### WHAT IS ASKED
Print the whole listing exactly.
______________________________
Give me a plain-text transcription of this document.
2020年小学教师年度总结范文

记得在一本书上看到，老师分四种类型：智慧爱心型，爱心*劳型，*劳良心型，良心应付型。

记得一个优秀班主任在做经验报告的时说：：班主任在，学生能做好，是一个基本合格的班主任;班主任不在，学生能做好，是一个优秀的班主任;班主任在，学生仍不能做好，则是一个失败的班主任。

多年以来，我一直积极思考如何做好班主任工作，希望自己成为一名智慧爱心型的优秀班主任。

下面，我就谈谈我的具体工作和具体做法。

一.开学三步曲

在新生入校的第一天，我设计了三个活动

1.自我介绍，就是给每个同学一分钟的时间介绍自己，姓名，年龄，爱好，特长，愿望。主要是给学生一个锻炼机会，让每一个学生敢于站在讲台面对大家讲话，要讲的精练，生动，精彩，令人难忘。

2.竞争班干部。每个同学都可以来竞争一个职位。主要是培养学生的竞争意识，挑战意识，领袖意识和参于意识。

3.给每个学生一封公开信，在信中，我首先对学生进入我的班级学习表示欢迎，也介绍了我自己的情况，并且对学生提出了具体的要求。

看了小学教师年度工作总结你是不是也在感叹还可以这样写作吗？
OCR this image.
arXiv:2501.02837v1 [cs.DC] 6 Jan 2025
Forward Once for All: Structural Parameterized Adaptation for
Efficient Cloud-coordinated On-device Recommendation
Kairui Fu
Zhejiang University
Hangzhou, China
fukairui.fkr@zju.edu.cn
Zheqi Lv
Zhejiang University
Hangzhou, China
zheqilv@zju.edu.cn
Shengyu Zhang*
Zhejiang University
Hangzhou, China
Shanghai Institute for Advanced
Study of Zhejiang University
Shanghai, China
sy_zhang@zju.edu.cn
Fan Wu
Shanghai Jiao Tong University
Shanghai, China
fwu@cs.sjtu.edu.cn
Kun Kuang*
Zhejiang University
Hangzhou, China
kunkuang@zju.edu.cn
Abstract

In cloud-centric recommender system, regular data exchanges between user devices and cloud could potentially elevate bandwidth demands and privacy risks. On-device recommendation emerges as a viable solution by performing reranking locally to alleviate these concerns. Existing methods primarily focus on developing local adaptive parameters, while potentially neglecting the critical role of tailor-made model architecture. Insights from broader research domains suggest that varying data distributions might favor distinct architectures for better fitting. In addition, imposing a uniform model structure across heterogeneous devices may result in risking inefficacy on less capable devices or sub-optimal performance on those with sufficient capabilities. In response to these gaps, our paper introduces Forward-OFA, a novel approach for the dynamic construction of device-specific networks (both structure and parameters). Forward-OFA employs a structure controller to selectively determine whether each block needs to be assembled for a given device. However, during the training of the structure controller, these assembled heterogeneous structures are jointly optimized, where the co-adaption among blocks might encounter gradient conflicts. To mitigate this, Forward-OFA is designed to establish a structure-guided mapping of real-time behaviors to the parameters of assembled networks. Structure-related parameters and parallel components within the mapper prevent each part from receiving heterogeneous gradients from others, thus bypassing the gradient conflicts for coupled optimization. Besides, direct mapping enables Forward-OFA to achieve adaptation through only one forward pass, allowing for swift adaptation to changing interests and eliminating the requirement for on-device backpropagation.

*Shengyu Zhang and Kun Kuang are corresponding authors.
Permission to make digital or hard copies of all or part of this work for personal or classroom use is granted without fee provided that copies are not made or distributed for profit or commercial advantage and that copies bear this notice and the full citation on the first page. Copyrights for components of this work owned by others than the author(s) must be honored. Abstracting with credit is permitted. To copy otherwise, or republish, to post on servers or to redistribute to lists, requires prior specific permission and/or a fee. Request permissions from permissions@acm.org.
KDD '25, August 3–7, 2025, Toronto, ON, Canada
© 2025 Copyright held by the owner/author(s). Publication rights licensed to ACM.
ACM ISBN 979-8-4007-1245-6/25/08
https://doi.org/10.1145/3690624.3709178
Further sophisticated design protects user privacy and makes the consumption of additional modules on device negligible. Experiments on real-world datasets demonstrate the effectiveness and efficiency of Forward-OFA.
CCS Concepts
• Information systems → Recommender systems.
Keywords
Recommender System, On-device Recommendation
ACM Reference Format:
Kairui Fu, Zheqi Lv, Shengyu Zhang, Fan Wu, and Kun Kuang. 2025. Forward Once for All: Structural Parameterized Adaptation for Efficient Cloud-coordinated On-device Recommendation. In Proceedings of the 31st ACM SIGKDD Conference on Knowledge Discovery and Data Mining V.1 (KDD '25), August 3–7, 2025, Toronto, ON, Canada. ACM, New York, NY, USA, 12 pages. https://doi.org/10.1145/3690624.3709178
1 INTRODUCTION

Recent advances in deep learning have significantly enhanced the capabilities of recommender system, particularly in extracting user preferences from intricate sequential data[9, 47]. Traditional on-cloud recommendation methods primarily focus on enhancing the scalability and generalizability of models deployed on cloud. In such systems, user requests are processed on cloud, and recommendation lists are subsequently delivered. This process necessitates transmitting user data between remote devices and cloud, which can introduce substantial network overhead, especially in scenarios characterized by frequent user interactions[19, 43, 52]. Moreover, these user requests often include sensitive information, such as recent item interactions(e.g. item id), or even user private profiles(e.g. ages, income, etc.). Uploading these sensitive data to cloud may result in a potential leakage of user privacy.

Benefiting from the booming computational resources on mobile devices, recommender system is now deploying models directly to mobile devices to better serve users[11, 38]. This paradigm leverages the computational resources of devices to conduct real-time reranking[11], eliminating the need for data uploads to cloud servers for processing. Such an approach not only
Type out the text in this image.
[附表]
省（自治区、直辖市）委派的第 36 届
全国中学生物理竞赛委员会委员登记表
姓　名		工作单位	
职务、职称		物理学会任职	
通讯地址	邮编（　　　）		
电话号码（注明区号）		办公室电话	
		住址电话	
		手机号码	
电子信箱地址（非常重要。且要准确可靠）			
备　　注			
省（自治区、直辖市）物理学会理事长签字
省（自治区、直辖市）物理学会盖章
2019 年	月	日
______________________________
### PROBLEM SOLUTION
Give me a plain-text transcription of this document.
2020年小学教师年度总结范文

记得在一本书上看到，老师分四种类型：智慧爱心型，爱心*劳型，*劳良心型，良心应付型。

记得一个优秀班主任在做经验报告的时说：：班主任在，学生能做好，是一个基本合格的班主任;班主任不在，学生能做好，是一个优秀的班主任;班主任在，学生仍不能做好，则是一个失败的班主任。

多年以来，我一直积极思考如何做好班主任工作，希望自己成为一名智慧爱心型的优秀班主任。

下面，我就谈谈我的具体工作和具体做法。

一.开学三步曲

在新生入校的第一天，我设计了三个活动

1.自我介绍，就是给每个同学一分钟的时间介绍自己，姓名，年龄，爱好，特长，愿望。主要是给学生一个锻炼机会，让每一个学生敢于站在讲台面对大家讲话，要讲的精练，生动，精彩，令人难忘。

2.竞争班干部。每个同学都可以来竞争一个职位。主要是培养学生的竞争意识，挑战意识，领袖意识和参于意识。

3.给每个学生一封公开信，在信中，我首先对学生进入我的班级学习表示欢迎，也介绍了我自己的情况，并且对学生提出了具体的要求。

看了小学教师年度工作总结你是不是也在感叹还可以这样写作吗？
OCR this image.
arXiv:2501.02837v1 [cs.DC] 6 Jan 2025
Forward Once for All: Structural Parameterized Adaptation for
Efficient Cloud-coordinated On-device Recommendation
Kairui Fu
Zhejiang University
Hangzhou, China
fukairui.fkr@zju.edu.cn
Zheqi Lv
Zhejiang University
Hangzhou, China
zheqilv@zju.edu.cn
Shengyu Zhang*
Zhejiang University
Hangzhou, China
Shanghai Institute for Advanced
Study of Zhejiang University
Shanghai, China
sy_zhang@zju.edu.cn
Fan Wu
Shanghai Jiao Tong University
Shanghai, China
fwu@cs.sjtu.edu.cn
Kun Kuang*
Zhejiang University
Hangzhou, China
kunkuang@zju.edu.cn
Abstract

In cloud-centric recommender system, regular data exchanges between user devices and cloud could potentially elevate bandwidth demands and privacy risks. On-device recommendation emerges as a viable solution by performing reranking locally to alleviate these concerns. Existing methods primarily focus on developing local adaptive parameters, while potentially neglecting the critical role of tailor-made model architecture. Insights from broader research domains suggest that varying data distributions might favor distinct architectures for better fitting. In addition, imposing a uniform model structure across heterogeneous devices may result in risking inefficacy on less capable devices or sub-optimal performance on those with sufficient capabilities. In response to these gaps, our paper introduces Forward-OFA, a novel approach for the dynamic construction of device-specific networks (both structure and parameters). Forward-OFA employs a structure controller to selectively determine whether each block needs to be assembled for a given device. However, during the training of the structure controller, these assembled heterogeneous structures are jointly optimized, where the co-adaption among blocks might encounter gradient conflicts. To mitigate this, Forward-OFA is designed to establish a structure-guided mapping of real-time behaviors to the parameters of assembled networks. Structure-related parameters and parallel components within the mapper prevent each part from receiving heterogeneous gradients from others, thus bypassing the gradient conflicts for coupled optimization. Besides, direct mapping enables Forward-OFA to achieve adaptation through only one forward pass, allowing for swift adaptation to changing interests and eliminating the requirement for on-device backpropagation.

*Shengyu Zhang and Kun Kuang are corresponding authors.
Permission to make digital or hard copies of all or part of this work for personal or classroom use is granted without fee provided that copies are not made or distributed for profit or commercial advantage and that copies bear this notice and the full citation on the first page. Copyrights for components of this work owned by others than the author(s) must be honored. Abstracting with credit is permitted. To copy otherwise, or republish, to post on servers or to redistribute to lists, requires prior specific permission and/or a fee. Request permissions from permissions@acm.org.
KDD '25, August 3–7, 2025, Toronto, ON, Canada
© 2025 Copyright held by the owner/author(s). Publication rights licensed to ACM.
ACM ISBN 979-8-4007-1245-6/25/08
https://doi.org/10.1145/3690624.3709178
Further sophisticated design protects user privacy and makes the consumption of additional modules on device negligible. Experiments on real-world datasets demonstrate the effectiveness and efficiency of Forward-OFA.
CCS Concepts
• Information systems → Recommender systems.
Keywords
Recommender System, On-device Recommendation
ACM Reference Format:
Kairui Fu, Zheqi Lv, Shengyu Zhang, Fan Wu, and Kun Kuang. 2025. Forward Once for All: Structural Parameterized Adaptation for Efficient Cloud-coordinated On-device Recommendation. In Proceedings of the 31st ACM SIGKDD Conference on Knowledge Discovery and Data Mining V.1 (KDD '25), August 3–7, 2025, Toronto, ON, Canada. ACM, New York, NY, USA, 12 pages. https://doi.org/10.1145/3690624.3709178
1 INTRODUCTION

Recent advances in deep learning have significantly enhanced the capabilities of recommender system, particularly in extracting user preferences from intricate sequential data[9, 47]. Traditional on-cloud recommendation methods primarily focus on enhancing the scalability and generalizability of models deployed on cloud. In such systems, user requests are processed on cloud, and recommendation lists are subsequently delivered. This process necessitates transmitting user data between remote devices and cloud, which can introduce substantial network overhead, especially in scenarios characterized by frequent user interactions[19, 43, 52]. Moreover, these user requests often include sensitive information, such as recent item interactions(e.g. item id), or even user private profiles(e.g. ages, income, etc.). Uploading these sensitive data to cloud may result in a potential leakage of user privacy.

Benefiting from the booming computational resources on mobile devices, recommender system is now deploying models directly to mobile devices to better serve users[11, 38]. This paradigm leverages the computational resources of devices to conduct real-time reranking[11], eliminating the need for data uploads to cloud servers for processing. Such an approach not only
Type out the text in this image.
[附表]
省（自治区、直辖市）委派的第 36 届
全国中学生物理竞赛委员会委员登记表
姓　名		工作单位	
职务、职称		物理学会任职	
通讯地址	邮编（　　　）		
电话号码（注明区号）		办公室电话	
		住址电话	
		手机号码	
电子信箱地址（非常重要。且要准确可靠）			
备　　注			
省（自治区、直辖市）物理学会理事长签字
省（自治区、直辖市）物理学会盖章
2019 年	月	日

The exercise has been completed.